→ **Exercise task**
Give the listing again character for character, but drop the images.

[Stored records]

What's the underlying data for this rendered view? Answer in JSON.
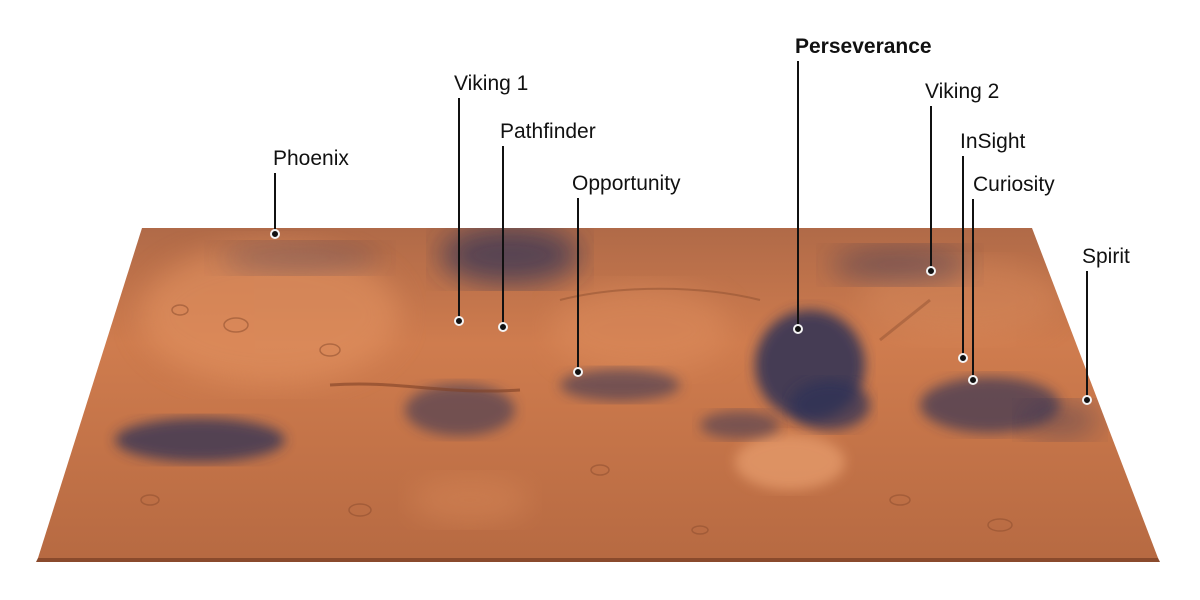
{
  "map": {
    "colors": {
      "surface_light": "#d9875a",
      "surface_mid": "#b8673f",
      "surface_dark": "#2f3357",
      "surface_edge": "#8a4a2c",
      "label": "#111111"
    },
    "sites": [
      {
        "id": "phoenix",
        "name": "Phoenix",
        "bold": false
      },
      {
        "id": "viking-1",
        "name": "Viking 1",
        "bold": false
      },
      {
        "id": "pathfinder",
        "name": "Pathfinder",
        "bold": false
      },
      {
        "id": "opportunity",
        "name": "Opportunity",
        "bold": false
      },
      {
        "id": "perseverance",
        "name": "Perseverance",
        "bold": true
      },
      {
        "id": "viking-2",
        "name": "Viking 2",
        "bold": false
      },
      {
        "id": "insight",
        "name": "InSight",
        "bold": false
      },
      {
        "id": "curiosity",
        "name": "Curiosity",
        "bold": false
      },
      {
        "id": "spirit",
        "name": "Spirit",
        "bold": false
      }
    ]
  }
}
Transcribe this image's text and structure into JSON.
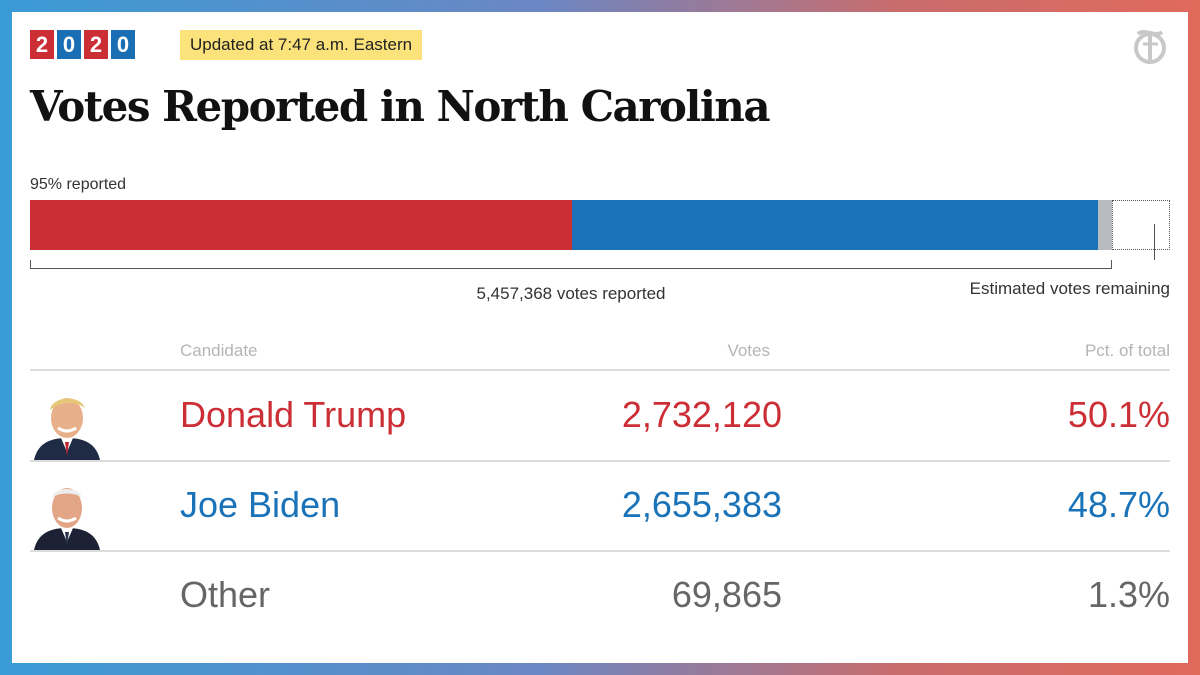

→ **Written solution**
What's the underlying data for this rendered view? Answer in JSON.
{
  "map": {
    "colors": {
      "surface_light": "#d9875a",
      "surface_mid": "#b8673f",
      "surface_dark": "#2f3357",
      "surface_edge": "#8a4a2c",
      "label": "#111111"
    },
    "sites": [
      {
        "id": "phoenix",
        "name": "Phoenix",
        "bold": false
      },
      {
        "id": "viking-1",
        "name": "Viking 1",
        "bold": false
      },
      {
        "id": "pathfinder",
        "name": "Pathfinder",
        "bold": false
      },
      {
        "id": "opportunity",
        "name": "Opportunity",
        "bold": false
      },
      {
        "id": "perseverance",
        "name": "Perseverance",
        "bold": true
      },
      {
        "id": "viking-2",
        "name": "Viking 2",
        "bold": false
      },
      {
        "id": "insight",
        "name": "InSight",
        "bold": false
      },
      {
        "id": "curiosity",
        "name": "Curiosity",
        "bold": false
      },
      {
        "id": "spirit",
        "name": "Spirit",
        "bold": false
      }
    ]
  }
}
Transcribe this image's text and structure into JSON.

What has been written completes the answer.